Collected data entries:
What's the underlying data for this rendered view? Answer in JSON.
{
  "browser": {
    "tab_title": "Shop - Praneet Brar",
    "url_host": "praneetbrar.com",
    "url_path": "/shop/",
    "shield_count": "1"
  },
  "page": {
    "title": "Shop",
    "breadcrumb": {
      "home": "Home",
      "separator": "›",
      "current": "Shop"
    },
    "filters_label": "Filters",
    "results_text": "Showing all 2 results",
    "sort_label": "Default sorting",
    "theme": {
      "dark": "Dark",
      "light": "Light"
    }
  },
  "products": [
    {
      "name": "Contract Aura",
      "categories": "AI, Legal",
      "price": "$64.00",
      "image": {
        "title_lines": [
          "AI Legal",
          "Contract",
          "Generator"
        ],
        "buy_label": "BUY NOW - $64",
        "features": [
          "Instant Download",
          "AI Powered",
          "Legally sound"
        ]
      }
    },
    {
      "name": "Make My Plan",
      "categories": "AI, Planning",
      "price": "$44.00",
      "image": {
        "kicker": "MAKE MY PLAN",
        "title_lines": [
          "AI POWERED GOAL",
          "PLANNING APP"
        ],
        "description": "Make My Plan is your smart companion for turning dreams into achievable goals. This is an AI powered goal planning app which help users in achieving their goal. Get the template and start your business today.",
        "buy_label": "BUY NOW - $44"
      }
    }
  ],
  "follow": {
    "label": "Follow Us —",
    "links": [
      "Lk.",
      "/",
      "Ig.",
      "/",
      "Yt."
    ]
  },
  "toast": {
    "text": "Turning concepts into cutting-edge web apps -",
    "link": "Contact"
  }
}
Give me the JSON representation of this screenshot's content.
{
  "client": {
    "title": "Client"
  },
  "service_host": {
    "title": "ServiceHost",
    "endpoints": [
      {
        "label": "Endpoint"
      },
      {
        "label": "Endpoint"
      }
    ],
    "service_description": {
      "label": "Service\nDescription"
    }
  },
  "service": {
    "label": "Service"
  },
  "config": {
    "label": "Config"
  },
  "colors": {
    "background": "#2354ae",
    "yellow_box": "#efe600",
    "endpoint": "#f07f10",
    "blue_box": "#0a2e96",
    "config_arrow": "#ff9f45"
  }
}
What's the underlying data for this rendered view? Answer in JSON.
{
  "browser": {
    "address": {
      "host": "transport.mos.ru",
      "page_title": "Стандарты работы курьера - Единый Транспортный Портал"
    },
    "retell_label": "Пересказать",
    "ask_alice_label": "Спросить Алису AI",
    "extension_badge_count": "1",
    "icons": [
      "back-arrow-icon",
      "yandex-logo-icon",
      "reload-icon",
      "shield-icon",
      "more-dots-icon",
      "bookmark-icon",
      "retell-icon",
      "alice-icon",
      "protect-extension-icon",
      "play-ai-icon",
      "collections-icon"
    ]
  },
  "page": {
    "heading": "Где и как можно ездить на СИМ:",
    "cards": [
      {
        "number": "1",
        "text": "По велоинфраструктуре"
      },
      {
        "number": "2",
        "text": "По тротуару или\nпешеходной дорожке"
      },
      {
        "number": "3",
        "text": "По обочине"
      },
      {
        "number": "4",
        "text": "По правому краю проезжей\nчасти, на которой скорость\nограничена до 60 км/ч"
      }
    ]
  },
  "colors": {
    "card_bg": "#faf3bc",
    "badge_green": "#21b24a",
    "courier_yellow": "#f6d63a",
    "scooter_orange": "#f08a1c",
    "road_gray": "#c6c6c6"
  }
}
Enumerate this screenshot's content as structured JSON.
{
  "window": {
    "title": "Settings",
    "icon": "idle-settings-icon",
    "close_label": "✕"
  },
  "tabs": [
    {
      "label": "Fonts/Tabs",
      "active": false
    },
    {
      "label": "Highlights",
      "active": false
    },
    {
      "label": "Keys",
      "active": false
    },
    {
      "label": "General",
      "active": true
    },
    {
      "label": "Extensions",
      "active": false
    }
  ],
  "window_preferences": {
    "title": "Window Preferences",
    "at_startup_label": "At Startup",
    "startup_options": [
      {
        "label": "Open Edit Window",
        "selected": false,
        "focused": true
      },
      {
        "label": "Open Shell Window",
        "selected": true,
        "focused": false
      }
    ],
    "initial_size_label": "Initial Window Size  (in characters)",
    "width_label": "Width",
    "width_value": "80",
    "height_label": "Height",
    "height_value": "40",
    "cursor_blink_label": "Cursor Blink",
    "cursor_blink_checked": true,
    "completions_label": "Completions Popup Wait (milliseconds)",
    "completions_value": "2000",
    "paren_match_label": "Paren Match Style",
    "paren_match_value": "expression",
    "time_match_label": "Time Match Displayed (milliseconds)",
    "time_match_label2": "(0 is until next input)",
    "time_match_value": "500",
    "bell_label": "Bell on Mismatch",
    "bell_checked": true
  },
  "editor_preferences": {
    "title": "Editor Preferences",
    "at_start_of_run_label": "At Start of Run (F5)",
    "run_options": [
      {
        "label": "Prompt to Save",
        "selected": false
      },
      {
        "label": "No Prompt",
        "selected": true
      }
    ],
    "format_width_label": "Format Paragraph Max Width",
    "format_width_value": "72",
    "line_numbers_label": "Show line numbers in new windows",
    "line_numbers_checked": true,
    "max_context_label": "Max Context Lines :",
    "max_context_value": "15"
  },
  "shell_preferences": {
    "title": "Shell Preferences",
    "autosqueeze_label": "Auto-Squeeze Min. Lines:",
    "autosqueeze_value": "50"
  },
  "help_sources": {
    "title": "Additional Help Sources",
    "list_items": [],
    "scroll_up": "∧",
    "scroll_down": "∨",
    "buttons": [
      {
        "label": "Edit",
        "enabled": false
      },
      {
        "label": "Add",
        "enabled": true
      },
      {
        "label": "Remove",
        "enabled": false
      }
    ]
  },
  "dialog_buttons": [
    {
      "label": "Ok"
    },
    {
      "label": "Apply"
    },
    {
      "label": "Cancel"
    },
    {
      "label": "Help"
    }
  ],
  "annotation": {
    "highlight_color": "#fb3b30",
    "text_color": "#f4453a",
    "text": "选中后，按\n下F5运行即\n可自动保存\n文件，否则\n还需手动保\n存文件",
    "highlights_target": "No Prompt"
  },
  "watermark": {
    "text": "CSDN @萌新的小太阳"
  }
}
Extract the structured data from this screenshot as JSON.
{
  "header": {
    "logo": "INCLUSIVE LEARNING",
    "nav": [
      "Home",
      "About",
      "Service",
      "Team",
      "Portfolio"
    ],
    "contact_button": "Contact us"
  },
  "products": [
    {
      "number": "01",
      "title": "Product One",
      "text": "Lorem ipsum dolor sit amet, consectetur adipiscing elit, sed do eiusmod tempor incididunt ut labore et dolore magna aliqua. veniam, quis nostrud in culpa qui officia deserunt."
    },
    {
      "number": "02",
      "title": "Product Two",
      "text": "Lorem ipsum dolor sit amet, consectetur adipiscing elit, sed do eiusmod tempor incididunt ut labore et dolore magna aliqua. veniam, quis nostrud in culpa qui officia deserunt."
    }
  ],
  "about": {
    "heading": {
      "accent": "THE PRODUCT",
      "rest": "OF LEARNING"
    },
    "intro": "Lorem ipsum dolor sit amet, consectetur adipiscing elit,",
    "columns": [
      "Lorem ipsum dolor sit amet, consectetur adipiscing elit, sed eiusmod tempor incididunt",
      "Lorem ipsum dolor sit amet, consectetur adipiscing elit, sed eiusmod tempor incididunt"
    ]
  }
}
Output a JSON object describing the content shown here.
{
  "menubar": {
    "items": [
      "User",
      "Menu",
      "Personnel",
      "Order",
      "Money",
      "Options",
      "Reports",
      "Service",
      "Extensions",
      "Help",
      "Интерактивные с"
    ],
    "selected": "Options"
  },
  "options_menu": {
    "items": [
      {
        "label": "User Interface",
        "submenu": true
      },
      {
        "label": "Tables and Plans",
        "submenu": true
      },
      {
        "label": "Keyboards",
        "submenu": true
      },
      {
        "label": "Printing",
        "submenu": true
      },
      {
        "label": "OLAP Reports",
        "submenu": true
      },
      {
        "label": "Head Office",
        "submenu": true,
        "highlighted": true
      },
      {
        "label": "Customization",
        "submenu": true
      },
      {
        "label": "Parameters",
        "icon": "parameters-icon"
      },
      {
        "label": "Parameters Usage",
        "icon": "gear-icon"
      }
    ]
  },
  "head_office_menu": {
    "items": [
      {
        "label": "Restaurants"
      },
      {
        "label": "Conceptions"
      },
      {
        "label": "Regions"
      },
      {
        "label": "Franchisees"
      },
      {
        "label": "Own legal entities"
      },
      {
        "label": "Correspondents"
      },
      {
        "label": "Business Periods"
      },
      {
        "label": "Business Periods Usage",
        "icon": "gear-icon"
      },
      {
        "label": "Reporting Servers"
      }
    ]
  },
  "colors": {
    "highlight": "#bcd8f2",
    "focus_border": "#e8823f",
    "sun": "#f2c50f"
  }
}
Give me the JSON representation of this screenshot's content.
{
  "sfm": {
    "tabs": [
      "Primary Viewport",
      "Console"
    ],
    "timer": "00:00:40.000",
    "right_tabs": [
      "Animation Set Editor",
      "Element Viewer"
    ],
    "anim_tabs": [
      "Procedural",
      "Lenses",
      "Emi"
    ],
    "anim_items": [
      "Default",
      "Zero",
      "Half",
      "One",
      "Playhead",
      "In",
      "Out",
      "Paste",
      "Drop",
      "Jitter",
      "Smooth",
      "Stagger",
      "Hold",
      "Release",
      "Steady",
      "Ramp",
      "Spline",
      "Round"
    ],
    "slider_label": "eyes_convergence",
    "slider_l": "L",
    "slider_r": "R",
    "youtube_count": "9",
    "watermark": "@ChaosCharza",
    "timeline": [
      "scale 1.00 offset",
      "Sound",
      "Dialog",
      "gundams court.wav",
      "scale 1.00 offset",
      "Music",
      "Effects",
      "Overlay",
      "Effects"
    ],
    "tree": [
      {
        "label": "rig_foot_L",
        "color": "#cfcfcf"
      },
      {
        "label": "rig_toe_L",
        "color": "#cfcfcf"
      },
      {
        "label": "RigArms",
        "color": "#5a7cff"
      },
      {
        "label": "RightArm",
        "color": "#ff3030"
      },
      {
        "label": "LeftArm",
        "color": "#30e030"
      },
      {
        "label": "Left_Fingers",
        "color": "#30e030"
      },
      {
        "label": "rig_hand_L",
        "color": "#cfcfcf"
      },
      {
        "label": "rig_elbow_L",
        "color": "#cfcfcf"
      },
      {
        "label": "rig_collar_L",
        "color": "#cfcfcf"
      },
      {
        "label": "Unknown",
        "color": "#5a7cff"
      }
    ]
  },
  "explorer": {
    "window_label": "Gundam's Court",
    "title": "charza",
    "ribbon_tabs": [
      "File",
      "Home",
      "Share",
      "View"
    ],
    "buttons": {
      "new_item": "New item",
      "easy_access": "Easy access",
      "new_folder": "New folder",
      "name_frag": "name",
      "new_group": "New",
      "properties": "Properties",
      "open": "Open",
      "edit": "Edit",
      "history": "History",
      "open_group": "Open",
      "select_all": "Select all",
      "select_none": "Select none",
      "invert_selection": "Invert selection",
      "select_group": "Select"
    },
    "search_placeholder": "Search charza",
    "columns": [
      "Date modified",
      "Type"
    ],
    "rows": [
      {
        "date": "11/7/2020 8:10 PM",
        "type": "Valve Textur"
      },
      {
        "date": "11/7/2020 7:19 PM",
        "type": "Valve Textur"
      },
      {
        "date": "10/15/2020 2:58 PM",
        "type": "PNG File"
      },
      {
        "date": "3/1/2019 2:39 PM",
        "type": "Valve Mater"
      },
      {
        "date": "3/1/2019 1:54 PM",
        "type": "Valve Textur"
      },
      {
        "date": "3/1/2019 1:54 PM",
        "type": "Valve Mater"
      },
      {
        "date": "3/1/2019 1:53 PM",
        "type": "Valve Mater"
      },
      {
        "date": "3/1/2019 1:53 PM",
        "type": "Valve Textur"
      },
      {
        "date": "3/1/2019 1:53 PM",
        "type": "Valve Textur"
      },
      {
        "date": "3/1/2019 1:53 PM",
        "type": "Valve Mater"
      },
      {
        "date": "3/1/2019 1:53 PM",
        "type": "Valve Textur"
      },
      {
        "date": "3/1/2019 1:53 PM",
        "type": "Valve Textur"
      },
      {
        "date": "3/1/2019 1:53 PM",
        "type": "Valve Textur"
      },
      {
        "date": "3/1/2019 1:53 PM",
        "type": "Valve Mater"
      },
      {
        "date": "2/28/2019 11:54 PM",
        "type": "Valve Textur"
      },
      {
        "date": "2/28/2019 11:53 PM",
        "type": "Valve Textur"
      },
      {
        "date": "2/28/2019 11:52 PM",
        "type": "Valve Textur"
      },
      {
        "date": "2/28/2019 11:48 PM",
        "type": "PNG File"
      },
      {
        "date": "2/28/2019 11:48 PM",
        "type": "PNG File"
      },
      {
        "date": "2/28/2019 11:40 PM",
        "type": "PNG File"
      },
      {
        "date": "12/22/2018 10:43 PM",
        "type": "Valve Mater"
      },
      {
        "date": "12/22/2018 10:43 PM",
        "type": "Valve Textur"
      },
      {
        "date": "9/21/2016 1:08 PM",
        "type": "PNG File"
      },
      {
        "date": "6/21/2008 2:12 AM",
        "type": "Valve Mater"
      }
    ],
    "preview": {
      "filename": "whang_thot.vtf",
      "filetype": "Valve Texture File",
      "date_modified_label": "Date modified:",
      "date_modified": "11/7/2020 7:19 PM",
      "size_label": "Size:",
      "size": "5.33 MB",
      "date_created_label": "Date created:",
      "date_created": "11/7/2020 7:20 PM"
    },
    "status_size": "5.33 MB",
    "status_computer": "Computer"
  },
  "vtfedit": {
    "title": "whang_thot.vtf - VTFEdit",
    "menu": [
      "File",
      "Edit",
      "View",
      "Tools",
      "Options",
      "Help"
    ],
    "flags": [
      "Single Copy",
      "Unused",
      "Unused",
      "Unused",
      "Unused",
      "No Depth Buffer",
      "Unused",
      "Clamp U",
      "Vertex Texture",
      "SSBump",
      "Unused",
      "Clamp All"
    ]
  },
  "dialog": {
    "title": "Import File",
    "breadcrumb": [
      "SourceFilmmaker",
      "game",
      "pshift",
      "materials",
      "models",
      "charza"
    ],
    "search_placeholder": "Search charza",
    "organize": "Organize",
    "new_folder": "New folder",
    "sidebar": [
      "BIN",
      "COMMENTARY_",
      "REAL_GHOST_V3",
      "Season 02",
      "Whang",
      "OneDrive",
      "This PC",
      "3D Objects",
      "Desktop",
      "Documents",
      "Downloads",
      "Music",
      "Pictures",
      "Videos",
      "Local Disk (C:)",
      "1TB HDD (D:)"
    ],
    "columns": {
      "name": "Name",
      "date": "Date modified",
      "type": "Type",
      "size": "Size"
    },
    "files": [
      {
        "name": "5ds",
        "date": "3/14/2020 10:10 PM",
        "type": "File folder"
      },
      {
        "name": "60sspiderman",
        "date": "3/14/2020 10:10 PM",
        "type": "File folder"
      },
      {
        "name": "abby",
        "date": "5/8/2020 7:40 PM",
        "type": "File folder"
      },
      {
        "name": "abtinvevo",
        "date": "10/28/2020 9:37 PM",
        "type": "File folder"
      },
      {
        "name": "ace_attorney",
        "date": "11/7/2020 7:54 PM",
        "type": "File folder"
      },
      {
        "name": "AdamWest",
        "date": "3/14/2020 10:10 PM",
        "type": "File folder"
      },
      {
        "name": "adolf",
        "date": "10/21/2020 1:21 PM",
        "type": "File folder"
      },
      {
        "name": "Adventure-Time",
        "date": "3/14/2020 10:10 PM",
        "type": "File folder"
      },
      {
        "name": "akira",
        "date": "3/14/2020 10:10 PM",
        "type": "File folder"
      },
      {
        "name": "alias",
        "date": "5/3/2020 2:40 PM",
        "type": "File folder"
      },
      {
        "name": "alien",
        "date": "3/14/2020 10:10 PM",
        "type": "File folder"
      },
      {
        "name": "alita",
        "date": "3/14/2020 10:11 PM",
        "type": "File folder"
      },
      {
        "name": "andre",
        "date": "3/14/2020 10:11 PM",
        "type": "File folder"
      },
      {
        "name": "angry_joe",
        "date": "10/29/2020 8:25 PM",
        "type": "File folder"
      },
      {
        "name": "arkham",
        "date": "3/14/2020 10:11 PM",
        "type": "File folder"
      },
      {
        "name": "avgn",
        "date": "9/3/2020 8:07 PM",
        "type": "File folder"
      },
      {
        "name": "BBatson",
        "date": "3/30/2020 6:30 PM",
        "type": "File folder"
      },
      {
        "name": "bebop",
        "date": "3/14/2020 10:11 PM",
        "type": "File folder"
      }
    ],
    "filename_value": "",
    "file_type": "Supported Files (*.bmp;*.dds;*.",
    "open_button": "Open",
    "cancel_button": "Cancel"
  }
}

## PROBLEM DESCRIPTION
Scan the listing above. Gather each line that contains the word "structured".

## WRITTEN SOLUTION
Enumerate this screenshot's content as structured JSON.
Extract the structured data from this screenshot as JSON.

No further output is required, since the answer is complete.